• [GOAL]: Reproduce the data below in full and exclude every picture.
● ● ● ● ● ● ●
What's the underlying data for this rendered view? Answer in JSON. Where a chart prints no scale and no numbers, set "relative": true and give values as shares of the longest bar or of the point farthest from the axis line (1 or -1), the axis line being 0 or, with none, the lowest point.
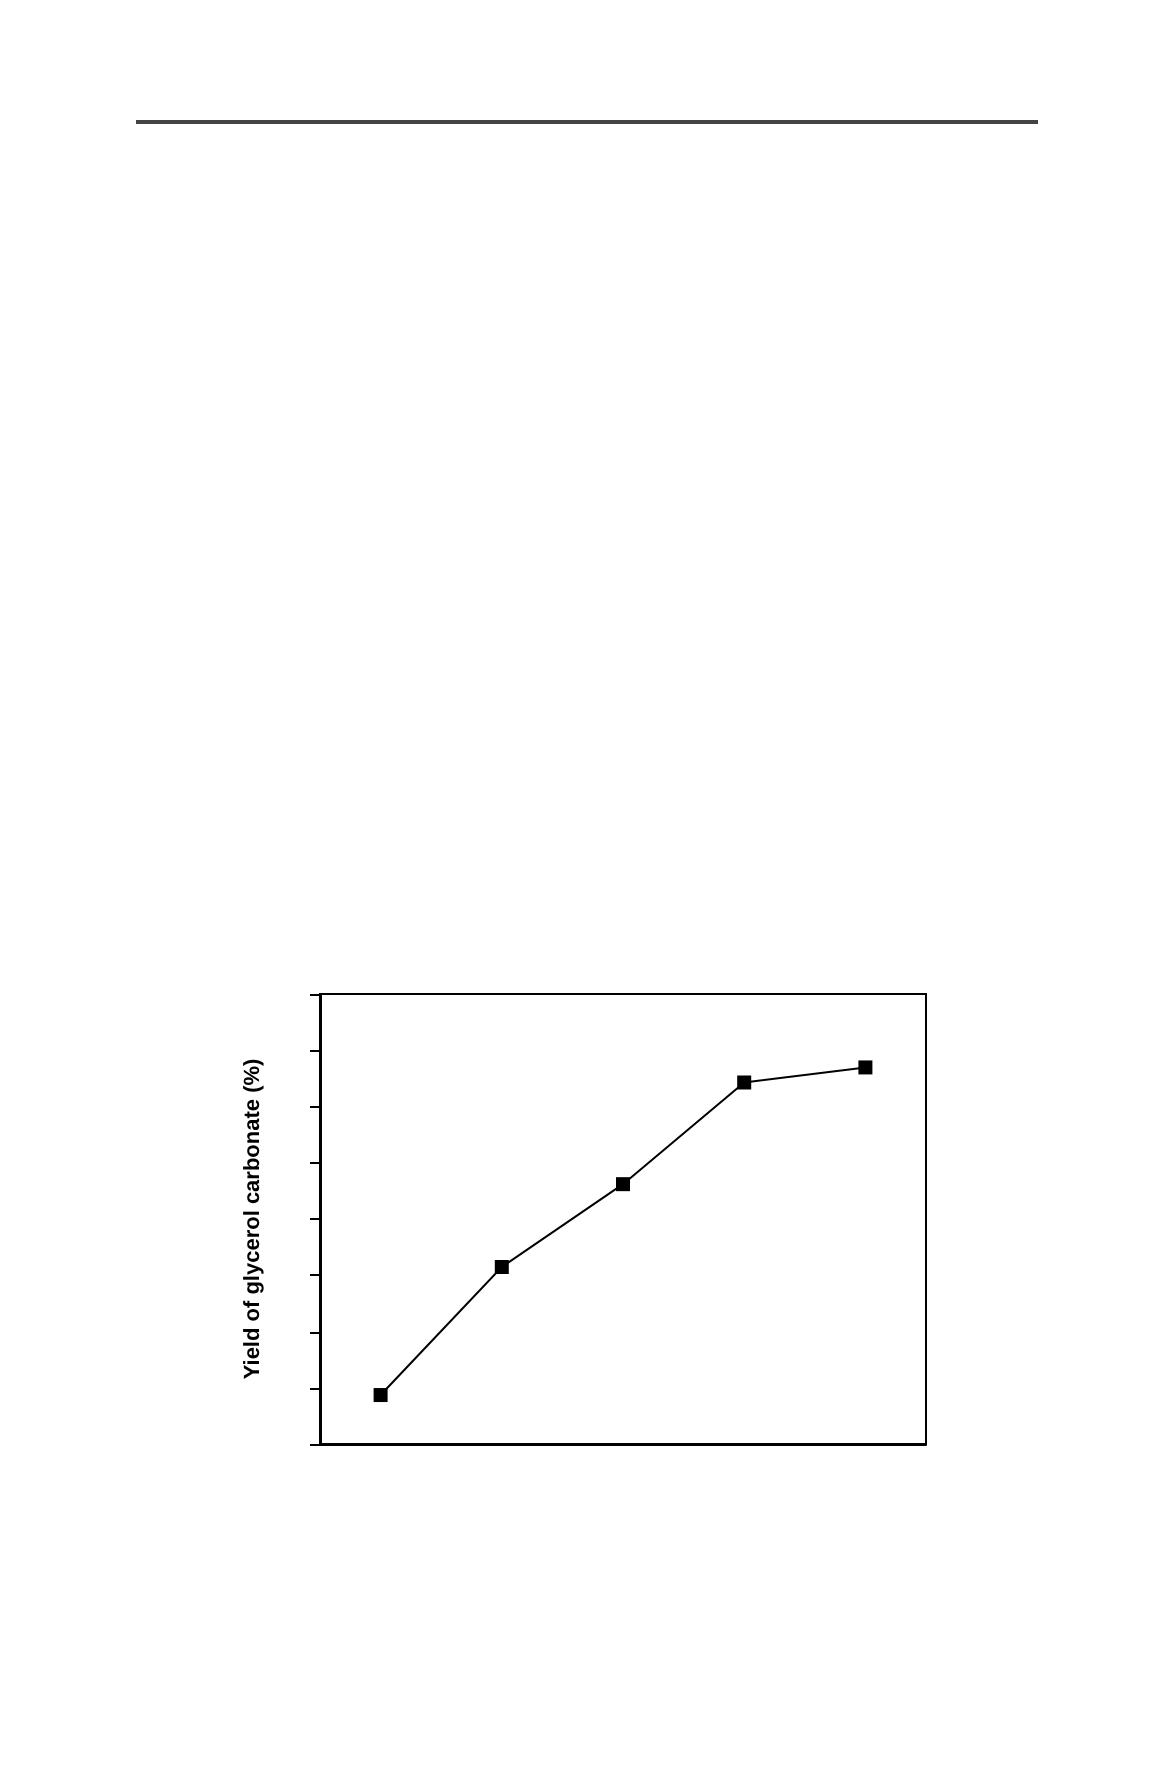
{
  "chart_data": {
    "type": "line",
    "ylabel": "Yield of glycerol carbonate (%)",
    "categories": [
      null,
      null,
      null,
      null,
      null
    ],
    "relative": true,
    "marker": "square",
    "line_style": "solid",
    "grid": false,
    "series": [
      {
        "color": "#000000",
        "values": [
          0.13,
          0.47,
          0.69,
          0.96,
          1
        ]
      }
    ]
  }
}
● ● ● ● ● ● ●
• [FINISHED EXERCISE]:
What's the underlying data for this rendered view? Answer in JSON. Where a chart prints no scale and no numbers, set "relative": true and give values as shares of the longest bar or of the point farthest from the axis line (1 or -1), the axis line being 0 or, with none, the lowest point.
{
  "chart_data": {
    "type": "line",
    "ylabel": "Yield of glycerol carbonate (%)",
    "categories": [
      null,
      null,
      null,
      null,
      null
    ],
    "relative": true,
    "marker": "square",
    "line_style": "solid",
    "grid": false,
    "series": [
      {
        "color": "#000000",
        "values": [
          0.13,
          0.47,
          0.69,
          0.96,
          1
        ]
      }
    ]
  }
}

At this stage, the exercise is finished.